## What is expected
Could you output each line of the data that follows exactly?

## Data section
──────
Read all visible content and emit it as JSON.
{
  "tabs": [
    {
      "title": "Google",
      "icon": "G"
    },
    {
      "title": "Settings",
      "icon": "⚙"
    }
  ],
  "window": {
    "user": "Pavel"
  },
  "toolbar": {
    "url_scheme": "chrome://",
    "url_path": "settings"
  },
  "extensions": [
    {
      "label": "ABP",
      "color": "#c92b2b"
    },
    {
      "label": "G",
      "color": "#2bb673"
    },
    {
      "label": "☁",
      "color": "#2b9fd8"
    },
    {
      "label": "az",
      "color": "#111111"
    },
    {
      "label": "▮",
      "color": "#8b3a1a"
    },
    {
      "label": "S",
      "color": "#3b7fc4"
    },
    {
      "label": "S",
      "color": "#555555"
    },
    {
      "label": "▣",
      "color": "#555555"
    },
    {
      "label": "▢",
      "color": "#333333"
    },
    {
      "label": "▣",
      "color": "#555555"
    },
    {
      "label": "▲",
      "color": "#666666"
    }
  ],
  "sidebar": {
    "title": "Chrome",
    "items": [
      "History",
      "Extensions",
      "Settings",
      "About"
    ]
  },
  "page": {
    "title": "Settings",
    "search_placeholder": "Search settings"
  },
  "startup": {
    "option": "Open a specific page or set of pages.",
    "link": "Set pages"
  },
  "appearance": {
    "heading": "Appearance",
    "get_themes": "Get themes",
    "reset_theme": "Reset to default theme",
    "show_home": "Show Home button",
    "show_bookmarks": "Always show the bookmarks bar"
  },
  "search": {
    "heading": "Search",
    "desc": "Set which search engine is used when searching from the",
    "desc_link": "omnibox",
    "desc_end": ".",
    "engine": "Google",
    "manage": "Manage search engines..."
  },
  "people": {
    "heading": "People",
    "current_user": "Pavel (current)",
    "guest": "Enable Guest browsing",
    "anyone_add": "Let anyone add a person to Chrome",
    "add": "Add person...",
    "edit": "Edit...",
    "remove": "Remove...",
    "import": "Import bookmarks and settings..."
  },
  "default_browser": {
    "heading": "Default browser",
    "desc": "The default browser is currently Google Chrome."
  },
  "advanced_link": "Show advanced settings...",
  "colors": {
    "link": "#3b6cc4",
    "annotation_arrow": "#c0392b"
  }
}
──────
## Complete response
Read all visible content and emit it as JSON.
{
  "tabs": [
    {
      "title": "Google",
      "icon": "G"
    },
    {
      "title": "Settings",
      "icon": "⚙"
    }
  ],
  "window": {
    "user": "Pavel"
  },
  "toolbar": {
    "url_scheme": "chrome://",
    "url_path": "settings"
  },
  "extensions": [
    {
      "label": "ABP",
      "color": "#c92b2b"
    },
    {
      "label": "G",
      "color": "#2bb673"
    },
    {
      "label": "☁",
      "color": "#2b9fd8"
    },
    {
      "label": "az",
      "color": "#111111"
    },
    {
      "label": "▮",
      "color": "#8b3a1a"
    },
    {
      "label": "S",
      "color": "#3b7fc4"
    },
    {
      "label": "S",
      "color": "#555555"
    },
    {
      "label": "▣",
      "color": "#555555"
    },
    {
      "label": "▢",
      "color": "#333333"
    },
    {
      "label": "▣",
      "color": "#555555"
    },
    {
      "label": "▲",
      "color": "#666666"
    }
  ],
  "sidebar": {
    "title": "Chrome",
    "items": [
      "History",
      "Extensions",
      "Settings",
      "About"
    ]
  },
  "page": {
    "title": "Settings",
    "search_placeholder": "Search settings"
  },
  "startup": {
    "option": "Open a specific page or set of pages.",
    "link": "Set pages"
  },
  "appearance": {
    "heading": "Appearance",
    "get_themes": "Get themes",
    "reset_theme": "Reset to default theme",
    "show_home": "Show Home button",
    "show_bookmarks": "Always show the bookmarks bar"
  },
  "search": {
    "heading": "Search",
    "desc": "Set which search engine is used when searching from the",
    "desc_link": "omnibox",
    "desc_end": ".",
    "engine": "Google",
    "manage": "Manage search engines..."
  },
  "people": {
    "heading": "People",
    "current_user": "Pavel (current)",
    "guest": "Enable Guest browsing",
    "anyone_add": "Let anyone add a person to Chrome",
    "add": "Add person...",
    "edit": "Edit...",
    "remove": "Remove...",
    "import": "Import bookmarks and settings..."
  },
  "default_browser": {
    "heading": "Default browser",
    "desc": "The default browser is currently Google Chrome."
  },
  "advanced_link": "Show advanced settings...",
  "colors": {
    "link": "#3b6cc4",
    "annotation_arrow": "#c0392b"
  }
}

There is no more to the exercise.